Entries:
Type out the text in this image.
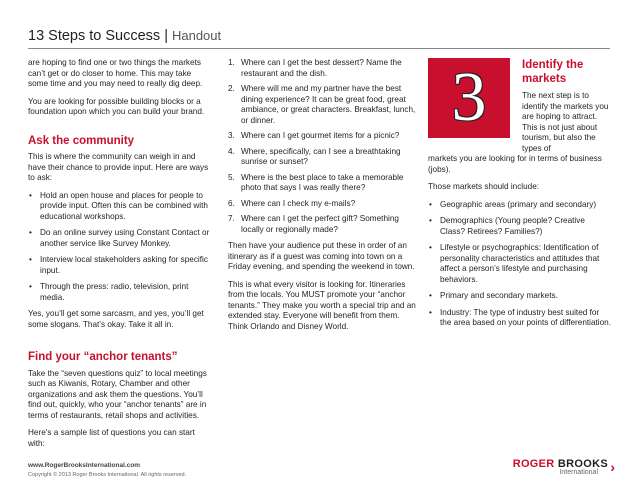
13 Steps to Success | Handout

are hoping to find one or two things the markets can’t get or do closer to home. This may take some time and you may need to really dig deep.

You are looking for possible building blocks or a foundation upon which you can build your brand.

Ask the community

This is where the community can weigh in and have their chance to provide input. Here are ways to ask:

• Hold an open house and places for people to provide input. Often this can be combined with educational workshops.
• Do an online survey using Constant Contact or another service like Survey Monkey.
• Interview local stakeholders asking for specific input.
• Through the press: radio, television, print media.

Yes, you’ll get some sarcasm, and yes, you’ll get some slogans. That’s okay. Take it all in.

Find your “anchor tenants”

Take the “seven questions quiz” to local meetings such as Kiwanis, Rotary, Chamber and other organizations and ask them the questions. You’ll find out, quickly, who your “anchor tenants” are in terms of restaurants, retail shops and activities.

Here’s a sample list of questions you can start with:

1. Where can I get the best dessert? Name the restaurant and the dish.
2. Where will me and my partner have the best dining experience? It can be great food, great ambiance, or great characters. Breakfast, lunch, or dinner.
3. Where can I get gourmet items for a picnic?
4. Where, specifically, can I see a breathtaking sunrise or sunset?
5. Where is the best place to take a memorable photo that says I was really there?
6. Where can I check my e-mails?
7. Where can I get the perfect gift? Something locally or regionally made?

Then have your audience put these in order of an itinerary as if a guest was coming into town on a Friday evening, and spending the weekend in town.

This is what every visitor is looking for. Itineraries from the locals. You MUST promote your “anchor tenants.” They make you worth a special trip and an extended stay. Everyone will benefit from them. Think Orlando and Disney World.

3	Identify the markets
The next step is to identify the markets you are hoping to attract. This is not just about tourism, but also the types of

markets you are looking for in terms of business (jobs).

Those markets should include:

• Geographic areas (primary and secondary)
• Demographics (Young people? Creative Class? Retirees? Families?)
• Lifestyle or psychographics: Identification of personality characteristics and attitudes that affect a person’s lifestyle and purchasing behaviors.
• Primary and secondary markets.
• Industry: The type of industry best suited for the area based on your points of differentiation.
www.RogerBrooksInternational.com
Copyright © 2013 Roger Brooks International. All rights reserved.
ROGER BROOKS
International ›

Work to be completed: Copy each line that contains the word "looking".

Completed exercise:
You are looking for possible building blocks or a foundation upon which you can build your brand.
This is what every visitor is looking for. Itineraries from the locals. You MUST promote your “anchor tenants.” They make you worth a special trip and an extended stay. Everyone will benefit from them. Think Orlando and Disney World.
markets you are looking for in terms of business (jobs).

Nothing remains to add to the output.